(Extracted records)
★ ★ ★ ★

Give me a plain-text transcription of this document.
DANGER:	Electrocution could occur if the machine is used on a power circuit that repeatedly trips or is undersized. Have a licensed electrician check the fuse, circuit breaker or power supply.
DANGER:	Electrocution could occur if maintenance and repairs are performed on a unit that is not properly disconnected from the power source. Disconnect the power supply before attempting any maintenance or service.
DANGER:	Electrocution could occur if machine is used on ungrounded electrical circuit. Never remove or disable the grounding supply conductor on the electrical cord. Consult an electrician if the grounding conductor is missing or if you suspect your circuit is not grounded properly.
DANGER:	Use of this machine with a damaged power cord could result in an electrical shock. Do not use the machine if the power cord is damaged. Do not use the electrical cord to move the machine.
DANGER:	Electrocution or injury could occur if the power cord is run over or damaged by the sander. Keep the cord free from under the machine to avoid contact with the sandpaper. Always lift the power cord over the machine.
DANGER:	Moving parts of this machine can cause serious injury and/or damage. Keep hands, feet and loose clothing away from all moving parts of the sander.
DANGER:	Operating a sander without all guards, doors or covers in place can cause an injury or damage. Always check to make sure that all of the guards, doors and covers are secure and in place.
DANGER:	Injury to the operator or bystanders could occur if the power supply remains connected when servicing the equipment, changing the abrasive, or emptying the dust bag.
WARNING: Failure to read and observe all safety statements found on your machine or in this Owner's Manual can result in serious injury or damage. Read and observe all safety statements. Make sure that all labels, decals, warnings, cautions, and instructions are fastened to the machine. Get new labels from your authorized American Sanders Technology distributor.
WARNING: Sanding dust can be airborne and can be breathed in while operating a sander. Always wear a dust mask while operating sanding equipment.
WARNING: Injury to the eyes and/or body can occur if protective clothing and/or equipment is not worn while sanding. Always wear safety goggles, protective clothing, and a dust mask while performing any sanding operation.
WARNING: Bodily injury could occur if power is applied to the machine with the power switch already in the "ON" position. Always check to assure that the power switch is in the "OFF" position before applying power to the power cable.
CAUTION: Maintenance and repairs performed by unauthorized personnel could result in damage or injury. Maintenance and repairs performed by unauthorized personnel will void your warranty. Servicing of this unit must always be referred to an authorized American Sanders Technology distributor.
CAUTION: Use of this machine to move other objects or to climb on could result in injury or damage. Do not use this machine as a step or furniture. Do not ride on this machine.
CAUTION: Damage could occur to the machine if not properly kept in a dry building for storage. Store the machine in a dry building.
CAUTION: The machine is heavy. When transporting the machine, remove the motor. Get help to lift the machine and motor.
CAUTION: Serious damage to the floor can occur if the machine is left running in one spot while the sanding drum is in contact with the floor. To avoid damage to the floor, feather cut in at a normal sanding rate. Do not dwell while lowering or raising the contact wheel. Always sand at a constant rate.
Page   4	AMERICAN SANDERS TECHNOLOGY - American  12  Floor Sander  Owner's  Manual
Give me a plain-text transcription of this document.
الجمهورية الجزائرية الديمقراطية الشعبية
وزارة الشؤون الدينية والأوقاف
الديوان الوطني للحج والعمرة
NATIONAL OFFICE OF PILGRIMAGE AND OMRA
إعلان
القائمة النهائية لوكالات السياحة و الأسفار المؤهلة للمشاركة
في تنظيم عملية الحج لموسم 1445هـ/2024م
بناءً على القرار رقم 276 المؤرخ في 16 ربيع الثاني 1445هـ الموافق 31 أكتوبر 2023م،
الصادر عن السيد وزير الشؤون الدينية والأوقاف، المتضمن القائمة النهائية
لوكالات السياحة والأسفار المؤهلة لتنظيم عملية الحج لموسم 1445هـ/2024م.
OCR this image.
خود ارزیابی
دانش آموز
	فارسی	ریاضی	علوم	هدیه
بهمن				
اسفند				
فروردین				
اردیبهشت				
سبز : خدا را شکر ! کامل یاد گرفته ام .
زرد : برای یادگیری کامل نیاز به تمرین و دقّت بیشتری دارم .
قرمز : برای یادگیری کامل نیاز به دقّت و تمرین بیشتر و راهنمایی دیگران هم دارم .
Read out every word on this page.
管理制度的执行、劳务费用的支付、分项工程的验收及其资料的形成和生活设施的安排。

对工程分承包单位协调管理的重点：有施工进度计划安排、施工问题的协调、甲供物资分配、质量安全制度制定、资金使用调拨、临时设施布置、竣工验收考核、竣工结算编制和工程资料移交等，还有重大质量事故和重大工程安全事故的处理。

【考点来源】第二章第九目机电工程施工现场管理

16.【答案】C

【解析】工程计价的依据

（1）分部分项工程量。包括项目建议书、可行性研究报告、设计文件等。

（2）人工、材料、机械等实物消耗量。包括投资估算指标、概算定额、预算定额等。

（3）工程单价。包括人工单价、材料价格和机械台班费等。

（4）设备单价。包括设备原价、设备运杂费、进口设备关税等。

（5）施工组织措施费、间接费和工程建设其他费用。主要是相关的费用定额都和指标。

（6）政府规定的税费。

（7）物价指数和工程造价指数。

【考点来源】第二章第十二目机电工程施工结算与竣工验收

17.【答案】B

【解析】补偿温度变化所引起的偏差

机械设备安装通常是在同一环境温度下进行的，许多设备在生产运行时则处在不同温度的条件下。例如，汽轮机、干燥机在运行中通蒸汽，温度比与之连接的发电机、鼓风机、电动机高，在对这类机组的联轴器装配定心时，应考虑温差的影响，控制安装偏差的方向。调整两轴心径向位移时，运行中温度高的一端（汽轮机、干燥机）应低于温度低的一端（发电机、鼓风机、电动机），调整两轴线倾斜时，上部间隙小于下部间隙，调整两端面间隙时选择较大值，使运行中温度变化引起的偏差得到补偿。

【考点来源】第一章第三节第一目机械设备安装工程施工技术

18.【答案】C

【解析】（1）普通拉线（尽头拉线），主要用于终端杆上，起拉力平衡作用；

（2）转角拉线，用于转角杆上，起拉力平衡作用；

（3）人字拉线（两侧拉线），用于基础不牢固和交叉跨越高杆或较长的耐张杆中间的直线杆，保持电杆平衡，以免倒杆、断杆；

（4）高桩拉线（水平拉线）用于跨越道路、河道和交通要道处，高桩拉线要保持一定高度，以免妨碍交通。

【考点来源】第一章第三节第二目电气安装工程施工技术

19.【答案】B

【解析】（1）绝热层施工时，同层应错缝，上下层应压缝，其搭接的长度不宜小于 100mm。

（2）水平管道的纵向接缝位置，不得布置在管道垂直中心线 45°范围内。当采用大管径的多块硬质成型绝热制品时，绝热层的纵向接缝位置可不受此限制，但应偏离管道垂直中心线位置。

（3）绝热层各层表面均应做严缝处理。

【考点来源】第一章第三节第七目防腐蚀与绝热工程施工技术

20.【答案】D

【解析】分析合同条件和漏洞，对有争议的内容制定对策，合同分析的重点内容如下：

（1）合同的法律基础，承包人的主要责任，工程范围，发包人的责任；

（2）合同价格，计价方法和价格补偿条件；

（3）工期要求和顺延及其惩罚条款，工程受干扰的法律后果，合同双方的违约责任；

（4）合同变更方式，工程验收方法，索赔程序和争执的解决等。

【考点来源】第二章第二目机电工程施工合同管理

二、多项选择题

★ ★ ★ ★

Prompt:
Each line in the material above must be retyped without alteration.

Response for this exercise:
Give me a plain-text transcription of this document.
DANGER:	Electrocution could occur if the machine is used on a power circuit that repeatedly trips or is undersized. Have a licensed electrician check the fuse, circuit breaker or power supply.
DANGER:	Electrocution could occur if maintenance and repairs are performed on a unit that is not properly disconnected from the power source. Disconnect the power supply before attempting any maintenance or service.
DANGER:	Electrocution could occur if machine is used on ungrounded electrical circuit. Never remove or disable the grounding supply conductor on the electrical cord. Consult an electrician if the grounding conductor is missing or if you suspect your circuit is not grounded properly.
DANGER:	Use of this machine with a damaged power cord could result in an electrical shock. Do not use the machine if the power cord is damaged. Do not use the electrical cord to move the machine.
DANGER:	Electrocution or injury could occur if the power cord is run over or damaged by the sander. Keep the cord free from under the machine to avoid contact with the sandpaper. Always lift the power cord over the machine.
DANGER:	Moving parts of this machine can cause serious injury and/or damage. Keep hands, feet and loose clothing away from all moving parts of the sander.
DANGER:	Operating a sander without all guards, doors or covers in place can cause an injury or damage. Always check to make sure that all of the guards, doors and covers are secure and in place.
DANGER:	Injury to the operator or bystanders could occur if the power supply remains connected when servicing the equipment, changing the abrasive, or emptying the dust bag.
WARNING: Failure to read and observe all safety statements found on your machine or in this Owner's Manual can result in serious injury or damage. Read and observe all safety statements. Make sure that all labels, decals, warnings, cautions, and instructions are fastened to the machine. Get new labels from your authorized American Sanders Technology distributor.
WARNING: Sanding dust can be airborne and can be breathed in while operating a sander. Always wear a dust mask while operating sanding equipment.
WARNING: Injury to the eyes and/or body can occur if protective clothing and/or equipment is not worn while sanding. Always wear safety goggles, protective clothing, and a dust mask while performing any sanding operation.
WARNING: Bodily injury could occur if power is applied to the machine with the power switch already in the "ON" position. Always check to assure that the power switch is in the "OFF" position before applying power to the power cable.
CAUTION: Maintenance and repairs performed by unauthorized personnel could result in damage or injury. Maintenance and repairs performed by unauthorized personnel will void your warranty. Servicing of this unit must always be referred to an authorized American Sanders Technology distributor.
CAUTION: Use of this machine to move other objects or to climb on could result in injury or damage. Do not use this machine as a step or furniture. Do not ride on this machine.
CAUTION: Damage could occur to the machine if not properly kept in a dry building for storage. Store the machine in a dry building.
CAUTION: The machine is heavy. When transporting the machine, remove the motor. Get help to lift the machine and motor.
CAUTION: Serious damage to the floor can occur if the machine is left running in one spot while the sanding drum is in contact with the floor. To avoid damage to the floor, feather cut in at a normal sanding rate. Do not dwell while lowering or raising the contact wheel. Always sand at a constant rate.
Page   4	AMERICAN SANDERS TECHNOLOGY - American  12  Floor Sander  Owner's  Manual
Give me a plain-text transcription of this document.
الجمهورية الجزائرية الديمقراطية الشعبية
وزارة الشؤون الدينية والأوقاف
الديوان الوطني للحج والعمرة
NATIONAL OFFICE OF PILGRIMAGE AND OMRA
إعلان
القائمة النهائية لوكالات السياحة و الأسفار المؤهلة للمشاركة
في تنظيم عملية الحج لموسم 1445هـ/2024م
بناءً على القرار رقم 276 المؤرخ في 16 ربيع الثاني 1445هـ الموافق 31 أكتوبر 2023م،
الصادر عن السيد وزير الشؤون الدينية والأوقاف، المتضمن القائمة النهائية
لوكالات السياحة والأسفار المؤهلة لتنظيم عملية الحج لموسم 1445هـ/2024م.
OCR this image.
خود ارزیابی
دانش آموز
	فارسی	ریاضی	علوم	هدیه
بهمن				
اسفند				
فروردین				
اردیبهشت				
سبز : خدا را شکر ! کامل یاد گرفته ام .
زرد : برای یادگیری کامل نیاز به تمرین و دقّت بیشتری دارم .
قرمز : برای یادگیری کامل نیاز به دقّت و تمرین بیشتر و راهنمایی دیگران هم دارم .
Read out every word on this page.
管理制度的执行、劳务费用的支付、分项工程的验收及其资料的形成和生活设施的安排。

对工程分承包单位协调管理的重点：有施工进度计划安排、施工问题的协调、甲供物资分配、质量安全制度制定、资金使用调拨、临时设施布置、竣工验收考核、竣工结算编制和工程资料移交等，还有重大质量事故和重大工程安全事故的处理。

【考点来源】第二章第九目机电工程施工现场管理

16.【答案】C

【解析】工程计价的依据

（1）分部分项工程量。包括项目建议书、可行性研究报告、设计文件等。

（2）人工、材料、机械等实物消耗量。包括投资估算指标、概算定额、预算定额等。

（3）工程单价。包括人工单价、材料价格和机械台班费等。

（4）设备单价。包括设备原价、设备运杂费、进口设备关税等。

（5）施工组织措施费、间接费和工程建设其他费用。主要是相关的费用定额都和指标。

（6）政府规定的税费。

（7）物价指数和工程造价指数。

【考点来源】第二章第十二目机电工程施工结算与竣工验收

17.【答案】B

【解析】补偿温度变化所引起的偏差

机械设备安装通常是在同一环境温度下进行的，许多设备在生产运行时则处在不同温度的条件下。例如，汽轮机、干燥机在运行中通蒸汽，温度比与之连接的发电机、鼓风机、电动机高，在对这类机组的联轴器装配定心时，应考虑温差的影响，控制安装偏差的方向。调整两轴心径向位移时，运行中温度高的一端（汽轮机、干燥机）应低于温度低的一端（发电机、鼓风机、电动机），调整两轴线倾斜时，上部间隙小于下部间隙，调整两端面间隙时选择较大值，使运行中温度变化引起的偏差得到补偿。

【考点来源】第一章第三节第一目机械设备安装工程施工技术

18.【答案】C

【解析】（1）普通拉线（尽头拉线），主要用于终端杆上，起拉力平衡作用；

（2）转角拉线，用于转角杆上，起拉力平衡作用；

（3）人字拉线（两侧拉线），用于基础不牢固和交叉跨越高杆或较长的耐张杆中间的直线杆，保持电杆平衡，以免倒杆、断杆；

（4）高桩拉线（水平拉线）用于跨越道路、河道和交通要道处，高桩拉线要保持一定高度，以免妨碍交通。

【考点来源】第一章第三节第二目电气安装工程施工技术

19.【答案】B

【解析】（1）绝热层施工时，同层应错缝，上下层应压缝，其搭接的长度不宜小于 100mm。

（2）水平管道的纵向接缝位置，不得布置在管道垂直中心线 45°范围内。当采用大管径的多块硬质成型绝热制品时，绝热层的纵向接缝位置可不受此限制，但应偏离管道垂直中心线位置。

（3）绝热层各层表面均应做严缝处理。

【考点来源】第一章第三节第七目防腐蚀与绝热工程施工技术

20.【答案】D

【解析】分析合同条件和漏洞，对有争议的内容制定对策，合同分析的重点内容如下：

（1）合同的法律基础，承包人的主要责任，工程范围，发包人的责任；

（2）合同价格，计价方法和价格补偿条件；

（3）工期要求和顺延及其惩罚条款，工程受干扰的法律后果，合同双方的违约责任；

（4）合同变更方式，工程验收方法，索赔程序和争执的解决等。

【考点来源】第二章第二目机电工程施工合同管理

二、多项选择题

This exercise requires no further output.